Data rows:
>> BEGIN

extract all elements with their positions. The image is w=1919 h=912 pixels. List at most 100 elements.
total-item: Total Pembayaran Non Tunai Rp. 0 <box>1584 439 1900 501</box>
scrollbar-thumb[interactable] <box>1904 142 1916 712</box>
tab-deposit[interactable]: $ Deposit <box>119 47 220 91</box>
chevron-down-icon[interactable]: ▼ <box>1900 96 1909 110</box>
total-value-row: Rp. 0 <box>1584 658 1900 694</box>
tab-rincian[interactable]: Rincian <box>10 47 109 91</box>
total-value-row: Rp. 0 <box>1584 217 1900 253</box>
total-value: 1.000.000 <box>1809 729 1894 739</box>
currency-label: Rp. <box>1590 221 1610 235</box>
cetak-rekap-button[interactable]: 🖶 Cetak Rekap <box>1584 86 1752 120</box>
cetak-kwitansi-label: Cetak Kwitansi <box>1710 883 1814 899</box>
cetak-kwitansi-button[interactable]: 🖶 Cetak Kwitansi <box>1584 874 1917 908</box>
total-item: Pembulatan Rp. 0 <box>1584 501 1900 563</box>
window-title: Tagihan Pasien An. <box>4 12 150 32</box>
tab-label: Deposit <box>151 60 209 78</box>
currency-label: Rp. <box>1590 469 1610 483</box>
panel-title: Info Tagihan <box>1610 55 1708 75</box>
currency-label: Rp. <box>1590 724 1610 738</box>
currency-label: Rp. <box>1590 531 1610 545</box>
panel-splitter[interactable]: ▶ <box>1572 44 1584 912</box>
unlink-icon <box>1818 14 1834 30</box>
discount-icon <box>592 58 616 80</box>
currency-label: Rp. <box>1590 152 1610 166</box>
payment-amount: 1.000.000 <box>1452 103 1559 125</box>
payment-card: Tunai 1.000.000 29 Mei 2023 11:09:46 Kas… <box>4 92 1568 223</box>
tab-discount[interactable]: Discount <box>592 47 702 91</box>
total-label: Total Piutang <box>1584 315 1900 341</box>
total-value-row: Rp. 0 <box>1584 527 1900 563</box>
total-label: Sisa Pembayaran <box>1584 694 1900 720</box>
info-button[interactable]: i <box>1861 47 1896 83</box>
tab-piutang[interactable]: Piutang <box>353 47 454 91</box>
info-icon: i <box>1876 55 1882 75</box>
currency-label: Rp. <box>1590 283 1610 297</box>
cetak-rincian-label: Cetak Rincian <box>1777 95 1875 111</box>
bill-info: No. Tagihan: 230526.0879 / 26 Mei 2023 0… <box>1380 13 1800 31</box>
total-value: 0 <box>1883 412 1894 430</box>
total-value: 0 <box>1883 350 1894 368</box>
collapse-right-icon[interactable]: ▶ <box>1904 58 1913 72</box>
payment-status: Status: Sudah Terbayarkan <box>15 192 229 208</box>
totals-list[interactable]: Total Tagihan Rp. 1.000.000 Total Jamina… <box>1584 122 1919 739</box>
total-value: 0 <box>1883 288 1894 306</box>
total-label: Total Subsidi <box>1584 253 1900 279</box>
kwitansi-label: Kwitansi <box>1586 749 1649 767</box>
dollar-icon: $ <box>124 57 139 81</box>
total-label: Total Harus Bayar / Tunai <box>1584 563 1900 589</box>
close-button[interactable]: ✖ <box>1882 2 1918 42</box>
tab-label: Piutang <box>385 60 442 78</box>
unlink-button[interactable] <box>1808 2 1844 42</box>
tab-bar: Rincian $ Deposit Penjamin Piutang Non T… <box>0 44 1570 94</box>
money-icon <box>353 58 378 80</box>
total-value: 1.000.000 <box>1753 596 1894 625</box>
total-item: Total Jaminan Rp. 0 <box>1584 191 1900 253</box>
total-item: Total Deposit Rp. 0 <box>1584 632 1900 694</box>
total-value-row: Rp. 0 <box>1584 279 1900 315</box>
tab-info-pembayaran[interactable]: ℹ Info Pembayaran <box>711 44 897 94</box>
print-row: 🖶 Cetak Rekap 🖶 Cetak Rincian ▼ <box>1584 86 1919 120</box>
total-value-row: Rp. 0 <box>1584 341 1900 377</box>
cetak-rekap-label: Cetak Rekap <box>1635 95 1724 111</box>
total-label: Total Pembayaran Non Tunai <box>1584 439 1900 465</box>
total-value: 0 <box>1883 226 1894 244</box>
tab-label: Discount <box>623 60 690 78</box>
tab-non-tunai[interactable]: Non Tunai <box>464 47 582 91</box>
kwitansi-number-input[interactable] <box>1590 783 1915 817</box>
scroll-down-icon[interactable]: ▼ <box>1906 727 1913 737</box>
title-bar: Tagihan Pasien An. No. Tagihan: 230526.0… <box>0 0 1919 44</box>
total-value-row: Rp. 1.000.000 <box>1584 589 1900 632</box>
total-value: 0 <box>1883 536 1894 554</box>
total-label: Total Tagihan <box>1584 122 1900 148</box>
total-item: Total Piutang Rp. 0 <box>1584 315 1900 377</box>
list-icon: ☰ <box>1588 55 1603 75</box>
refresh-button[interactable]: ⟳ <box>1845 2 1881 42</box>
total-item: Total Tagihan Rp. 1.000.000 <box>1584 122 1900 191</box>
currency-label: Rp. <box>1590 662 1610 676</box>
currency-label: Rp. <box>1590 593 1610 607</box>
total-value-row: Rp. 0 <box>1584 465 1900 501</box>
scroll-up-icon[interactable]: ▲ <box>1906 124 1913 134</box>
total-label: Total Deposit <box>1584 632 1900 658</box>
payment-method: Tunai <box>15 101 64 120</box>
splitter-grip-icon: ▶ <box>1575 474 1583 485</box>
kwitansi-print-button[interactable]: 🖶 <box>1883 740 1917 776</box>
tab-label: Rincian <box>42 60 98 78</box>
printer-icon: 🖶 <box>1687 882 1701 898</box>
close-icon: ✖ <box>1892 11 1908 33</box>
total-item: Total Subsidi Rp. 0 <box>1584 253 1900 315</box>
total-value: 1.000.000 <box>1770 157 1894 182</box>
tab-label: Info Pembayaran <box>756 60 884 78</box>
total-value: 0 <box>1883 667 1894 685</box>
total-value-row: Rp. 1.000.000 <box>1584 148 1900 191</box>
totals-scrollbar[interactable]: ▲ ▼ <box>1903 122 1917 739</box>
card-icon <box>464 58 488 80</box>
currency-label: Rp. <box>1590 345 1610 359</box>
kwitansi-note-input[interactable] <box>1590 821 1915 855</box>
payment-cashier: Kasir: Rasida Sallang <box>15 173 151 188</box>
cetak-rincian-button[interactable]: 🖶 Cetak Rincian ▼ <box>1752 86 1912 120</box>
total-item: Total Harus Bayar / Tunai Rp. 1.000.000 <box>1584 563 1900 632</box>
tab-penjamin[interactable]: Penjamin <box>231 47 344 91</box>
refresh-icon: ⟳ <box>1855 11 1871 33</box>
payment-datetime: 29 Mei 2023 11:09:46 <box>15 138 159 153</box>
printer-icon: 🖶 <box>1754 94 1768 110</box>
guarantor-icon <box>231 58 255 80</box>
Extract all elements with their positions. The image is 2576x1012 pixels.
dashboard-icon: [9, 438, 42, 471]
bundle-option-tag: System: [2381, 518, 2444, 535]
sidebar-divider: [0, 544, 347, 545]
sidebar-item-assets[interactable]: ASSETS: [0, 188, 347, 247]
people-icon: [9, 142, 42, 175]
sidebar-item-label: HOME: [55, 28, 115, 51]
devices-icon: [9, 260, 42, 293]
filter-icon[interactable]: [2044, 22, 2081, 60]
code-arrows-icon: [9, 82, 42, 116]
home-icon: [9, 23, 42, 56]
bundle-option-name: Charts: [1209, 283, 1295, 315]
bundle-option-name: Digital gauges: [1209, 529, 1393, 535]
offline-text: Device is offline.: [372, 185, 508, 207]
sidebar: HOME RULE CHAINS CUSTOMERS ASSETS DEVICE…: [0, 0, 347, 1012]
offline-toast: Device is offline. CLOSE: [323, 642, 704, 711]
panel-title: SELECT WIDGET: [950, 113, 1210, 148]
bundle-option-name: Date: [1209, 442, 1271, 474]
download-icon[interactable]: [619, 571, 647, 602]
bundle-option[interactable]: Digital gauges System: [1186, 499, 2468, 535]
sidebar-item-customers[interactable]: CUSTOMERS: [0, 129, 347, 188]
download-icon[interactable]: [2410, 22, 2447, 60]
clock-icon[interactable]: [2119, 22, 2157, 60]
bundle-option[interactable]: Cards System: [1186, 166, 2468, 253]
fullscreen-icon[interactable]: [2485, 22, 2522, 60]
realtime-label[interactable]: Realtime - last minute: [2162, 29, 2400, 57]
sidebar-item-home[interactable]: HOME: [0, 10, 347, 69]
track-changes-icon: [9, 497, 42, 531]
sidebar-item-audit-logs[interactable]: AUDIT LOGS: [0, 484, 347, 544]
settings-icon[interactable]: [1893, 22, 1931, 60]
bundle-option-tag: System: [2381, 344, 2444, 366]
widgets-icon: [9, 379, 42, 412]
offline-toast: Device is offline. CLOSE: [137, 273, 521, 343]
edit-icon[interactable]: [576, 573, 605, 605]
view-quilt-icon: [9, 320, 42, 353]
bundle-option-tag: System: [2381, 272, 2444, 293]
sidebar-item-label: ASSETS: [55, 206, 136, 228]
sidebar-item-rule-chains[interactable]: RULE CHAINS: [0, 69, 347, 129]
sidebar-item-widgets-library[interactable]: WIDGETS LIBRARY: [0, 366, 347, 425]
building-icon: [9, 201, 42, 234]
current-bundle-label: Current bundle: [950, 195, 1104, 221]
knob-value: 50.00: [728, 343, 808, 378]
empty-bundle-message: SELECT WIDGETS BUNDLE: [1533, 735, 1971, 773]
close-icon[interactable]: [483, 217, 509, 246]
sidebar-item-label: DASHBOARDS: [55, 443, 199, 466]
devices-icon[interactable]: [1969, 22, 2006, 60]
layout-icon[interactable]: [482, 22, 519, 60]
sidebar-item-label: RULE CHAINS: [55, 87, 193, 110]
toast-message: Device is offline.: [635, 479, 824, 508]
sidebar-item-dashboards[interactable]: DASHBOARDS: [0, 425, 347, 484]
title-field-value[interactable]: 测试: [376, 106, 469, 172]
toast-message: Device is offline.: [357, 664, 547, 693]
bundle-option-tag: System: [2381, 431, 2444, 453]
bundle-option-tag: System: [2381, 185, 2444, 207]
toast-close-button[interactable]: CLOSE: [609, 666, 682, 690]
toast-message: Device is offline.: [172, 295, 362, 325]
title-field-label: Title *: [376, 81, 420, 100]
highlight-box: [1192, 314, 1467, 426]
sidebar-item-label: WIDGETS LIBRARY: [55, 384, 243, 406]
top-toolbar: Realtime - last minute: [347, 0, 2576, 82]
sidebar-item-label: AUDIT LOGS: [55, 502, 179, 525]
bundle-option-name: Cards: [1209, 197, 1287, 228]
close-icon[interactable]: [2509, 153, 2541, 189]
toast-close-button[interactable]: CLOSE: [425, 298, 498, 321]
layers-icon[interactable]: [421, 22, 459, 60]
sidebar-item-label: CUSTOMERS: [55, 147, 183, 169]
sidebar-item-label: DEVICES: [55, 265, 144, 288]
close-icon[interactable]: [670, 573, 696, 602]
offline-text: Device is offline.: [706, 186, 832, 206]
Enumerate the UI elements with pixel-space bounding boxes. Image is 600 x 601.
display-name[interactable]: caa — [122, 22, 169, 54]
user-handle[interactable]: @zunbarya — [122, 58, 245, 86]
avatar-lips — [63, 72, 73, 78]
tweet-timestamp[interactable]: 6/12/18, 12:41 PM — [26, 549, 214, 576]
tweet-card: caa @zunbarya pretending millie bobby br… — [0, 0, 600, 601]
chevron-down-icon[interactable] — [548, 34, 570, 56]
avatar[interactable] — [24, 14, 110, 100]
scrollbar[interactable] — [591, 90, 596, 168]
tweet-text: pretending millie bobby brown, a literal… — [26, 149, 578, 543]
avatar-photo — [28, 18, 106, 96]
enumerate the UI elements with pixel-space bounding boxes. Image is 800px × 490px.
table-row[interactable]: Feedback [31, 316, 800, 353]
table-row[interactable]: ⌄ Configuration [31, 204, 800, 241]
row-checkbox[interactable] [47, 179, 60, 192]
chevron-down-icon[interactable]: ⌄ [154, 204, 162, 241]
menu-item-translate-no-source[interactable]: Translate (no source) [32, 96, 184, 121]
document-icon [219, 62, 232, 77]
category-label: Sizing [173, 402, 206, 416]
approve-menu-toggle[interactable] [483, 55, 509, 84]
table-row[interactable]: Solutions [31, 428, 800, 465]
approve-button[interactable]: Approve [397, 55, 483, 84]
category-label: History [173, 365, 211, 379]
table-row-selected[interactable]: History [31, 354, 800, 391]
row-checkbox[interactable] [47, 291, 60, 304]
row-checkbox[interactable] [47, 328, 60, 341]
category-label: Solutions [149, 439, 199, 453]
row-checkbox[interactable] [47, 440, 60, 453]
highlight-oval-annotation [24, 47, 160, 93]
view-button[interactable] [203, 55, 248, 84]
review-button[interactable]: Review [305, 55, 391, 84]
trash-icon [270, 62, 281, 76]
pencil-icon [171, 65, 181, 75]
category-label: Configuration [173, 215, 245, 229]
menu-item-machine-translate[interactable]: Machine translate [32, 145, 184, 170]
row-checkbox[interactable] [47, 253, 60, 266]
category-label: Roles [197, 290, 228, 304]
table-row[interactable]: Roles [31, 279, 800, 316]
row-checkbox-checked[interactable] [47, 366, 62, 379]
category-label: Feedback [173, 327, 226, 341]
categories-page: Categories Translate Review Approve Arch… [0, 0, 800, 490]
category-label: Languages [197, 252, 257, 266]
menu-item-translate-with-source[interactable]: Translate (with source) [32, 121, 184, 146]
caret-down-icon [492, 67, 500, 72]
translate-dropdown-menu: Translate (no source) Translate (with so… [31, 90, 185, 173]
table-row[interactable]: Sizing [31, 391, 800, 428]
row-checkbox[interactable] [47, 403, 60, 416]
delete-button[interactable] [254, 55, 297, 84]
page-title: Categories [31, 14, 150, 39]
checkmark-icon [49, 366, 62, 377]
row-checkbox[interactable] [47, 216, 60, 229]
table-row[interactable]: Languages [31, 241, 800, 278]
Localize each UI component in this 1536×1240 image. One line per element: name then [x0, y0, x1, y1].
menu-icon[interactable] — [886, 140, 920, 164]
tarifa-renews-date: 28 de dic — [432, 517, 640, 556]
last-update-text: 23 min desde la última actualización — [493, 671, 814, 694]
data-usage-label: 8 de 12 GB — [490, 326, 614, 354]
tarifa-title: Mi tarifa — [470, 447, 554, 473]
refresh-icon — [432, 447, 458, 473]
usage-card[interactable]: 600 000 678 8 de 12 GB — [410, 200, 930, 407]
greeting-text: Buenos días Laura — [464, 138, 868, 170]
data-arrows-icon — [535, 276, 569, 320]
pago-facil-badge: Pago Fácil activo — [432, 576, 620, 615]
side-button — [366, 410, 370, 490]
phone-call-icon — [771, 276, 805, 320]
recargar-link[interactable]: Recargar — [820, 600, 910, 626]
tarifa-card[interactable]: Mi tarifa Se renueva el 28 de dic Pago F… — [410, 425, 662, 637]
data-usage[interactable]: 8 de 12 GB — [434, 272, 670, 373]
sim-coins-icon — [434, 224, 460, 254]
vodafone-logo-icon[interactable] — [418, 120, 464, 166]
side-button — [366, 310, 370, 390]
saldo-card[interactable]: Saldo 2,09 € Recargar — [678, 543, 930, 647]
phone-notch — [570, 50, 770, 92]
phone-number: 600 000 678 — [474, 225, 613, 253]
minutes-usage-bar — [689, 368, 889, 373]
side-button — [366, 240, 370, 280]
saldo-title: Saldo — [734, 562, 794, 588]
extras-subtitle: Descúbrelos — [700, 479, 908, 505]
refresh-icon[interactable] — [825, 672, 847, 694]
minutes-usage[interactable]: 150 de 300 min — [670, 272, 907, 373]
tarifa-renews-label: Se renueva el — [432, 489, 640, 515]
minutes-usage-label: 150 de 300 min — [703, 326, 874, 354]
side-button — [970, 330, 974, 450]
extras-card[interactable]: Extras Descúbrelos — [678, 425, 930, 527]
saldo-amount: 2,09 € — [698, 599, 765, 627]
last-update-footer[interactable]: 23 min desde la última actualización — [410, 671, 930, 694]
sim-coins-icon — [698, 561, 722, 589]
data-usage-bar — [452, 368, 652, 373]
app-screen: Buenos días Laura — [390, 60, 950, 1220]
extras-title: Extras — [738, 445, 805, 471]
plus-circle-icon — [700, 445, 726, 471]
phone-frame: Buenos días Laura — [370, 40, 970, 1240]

>> END

Task description: Render everything in the listing above, from its first line down to the line containing "tab-label: Deposit <box>151 60 209 78</box>", as a JSON list of strings with one string per line, leaving out blank lines.

Written answer:
[
  "extract all elements with their positions. The image is w=1919 h=912 pixels. List at most 100 elements.",
  "total-item: Total Pembayaran Non Tunai Rp. 0 <box>1584 439 1900 501</box>",
  "scrollbar-thumb[interactable] <box>1904 142 1916 712</box>",
  "tab-deposit[interactable]: $ Deposit <box>119 47 220 91</box>",
  "chevron-down-icon[interactable]: ▼ <box>1900 96 1909 110</box>",
  "total-value-row: Rp. 0 <box>1584 658 1900 694</box>",
  "tab-rincian[interactable]: Rincian <box>10 47 109 91</box>",
  "total-value-row: Rp. 0 <box>1584 217 1900 253</box>",
  "total-value: 1.000.000 <box>1809 729 1894 739</box>",
  "currency-label: Rp. <box>1590 221 1610 235</box>",
  "cetak-rekap-button[interactable]: 🖶 Cetak Rekap <box>1584 86 1752 120</box>",
  "cetak-kwitansi-label: Cetak Kwitansi <box>1710 883 1814 899</box>",
  "cetak-kwitansi-button[interactable]: 🖶 Cetak Kwitansi <box>1584 874 1917 908</box>",
  "total-item: Pembulatan Rp. 0 <box>1584 501 1900 563</box>",
  "window-title: Tagihan Pasien An. <box>4 12 150 32</box>",
  "tab-label: Deposit <box>151 60 209 78</box>"
]